__What to produce__. Locate the word "Grec" in the entries below, then gather every line that holds it.

Collected data entries:
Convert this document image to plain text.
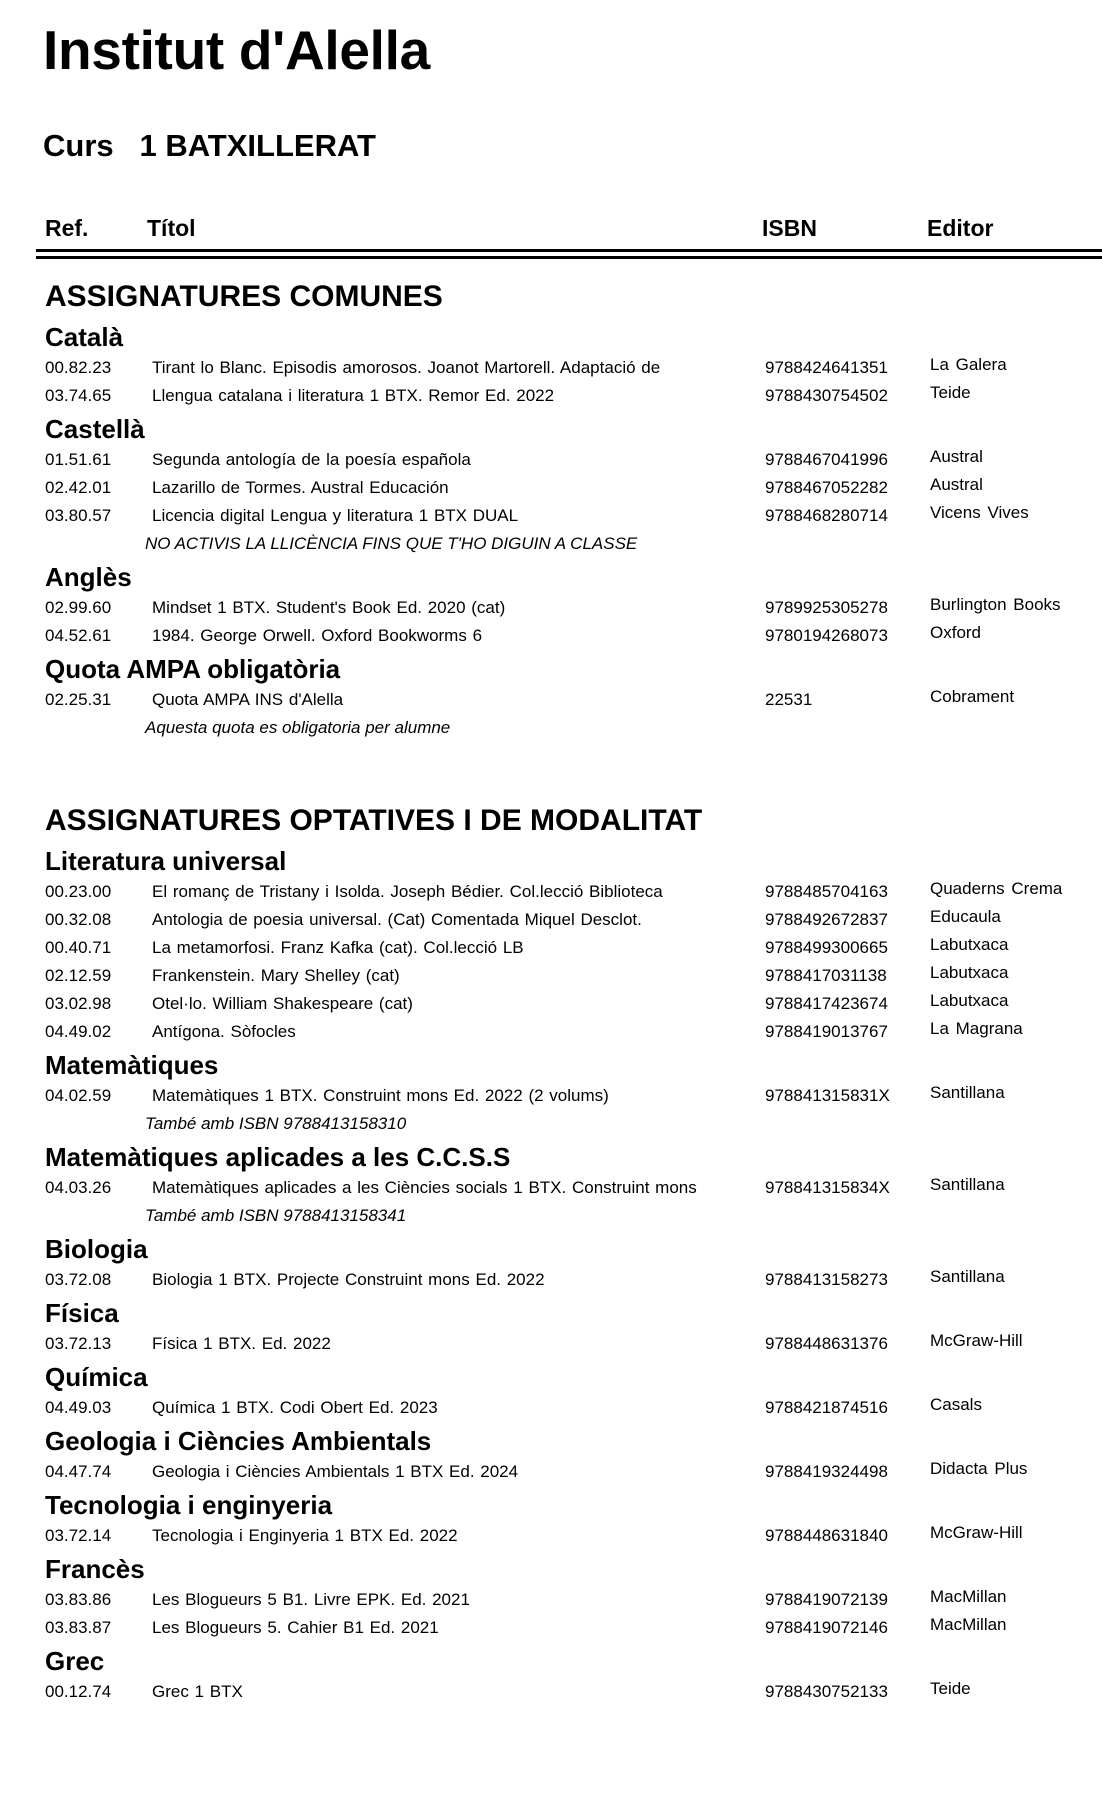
Institut d'Alella
Curs 1 BATXILLERAT
Ref.	Títol	ISBN	Editor
ASSIGNATURES COMUNES
Català
00.82.23 Tirant lo Blanc. Episodis amorosos. Joanot Martorell. Adaptació de	9788424641351 La Galera
03.74.65 Llengua catalana i literatura 1 BTX. Remor Ed. 2022	9788430754502 Teide
Castellà
01.51.61 Segunda antología de la poesía española	9788467041996 Austral
02.42.01 Lazarillo de Tormes. Austral Educación	9788467052282 Austral
03.80.57 Licencia digital Lengua y literatura 1 BTX DUAL	9788468280714 Vicens Vives
NO ACTIVIS LA LLICÈNCIA FINS QUE T'HO DIGUIN A CLASSE
Anglès
02.99.60 Mindset 1 BTX. Student's Book Ed. 2020 (cat)	9789925305278 Burlington Books
04.52.61 1984. George Orwell. Oxford Bookworms 6	9780194268073 Oxford
Quota AMPA obligatòria
02.25.31 Quota AMPA INS d'Alella	22531	Cobrament
Aquesta quota es obligatoria per alumne
ASSIGNATURES OPTATIVES I DE MODALITAT
Literatura universal
00.23.00 El romanç de Tristany i Isolda. Joseph Bédier. Col.lecció Biblioteca	9788485704163 Quaderns Crema
00.32.08 Antologia de poesia universal. (Cat) Comentada Miquel Desclot.	9788492672837 Educaula
00.40.71 La metamorfosi. Franz Kafka (cat). Col.lecció LB	9788499300665 Labutxaca
02.12.59 Frankenstein. Mary Shelley (cat)	9788417031138	Labutxaca
03.02.98 Otel·lo. William Shakespeare (cat)	9788417423674 Labutxaca
04.49.02 Antígona. Sòfocles	9788419013767 La Magrana
Matemàtiques
04.02.59 Matemàtiques 1 BTX. Construint mons Ed. 2022 (2 volums)	978841315831X Santillana
També amb ISBN 9788413158310
Matemàtiques aplicades a les C.C.S.S
04.03.26 Matemàtiques aplicades a les Ciències socials 1 BTX. Construint mons	978841315834X Santillana
També amb ISBN 9788413158341
Biologia
03.72.08 Biologia 1 BTX. Projecte Construint mons Ed. 2022	9788413158273 Santillana
Física
03.72.13 Física 1 BTX. Ed. 2022	9788448631376 McGraw-Hill
Química
04.49.03 Química 1 BTX. Codi Obert Ed. 2023	9788421874516 Casals
Geologia i Ciències Ambientals
04.47.74 Geologia i Ciències Ambientals 1 BTX Ed. 2024	9788419324498 Didacta Plus
Tecnologia i enginyeria
03.72.14 Tecnologia i Enginyeria 1 BTX Ed. 2022	9788448631840 McGraw-Hill
Francès
03.83.86 Les Blogueurs 5 B1. Livre EPK. Ed. 2021	9788419072139 MacMillan
03.83.87 Les Blogueurs 5. Cahier B1 Ed. 2021	9788419072146 MacMillan
Grec
00.12.74 Grec 1 BTX	9788430752133 Teide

__Solution to this task__.
Grec
00.12.74 Grec 1 BTX	9788430752133 Teide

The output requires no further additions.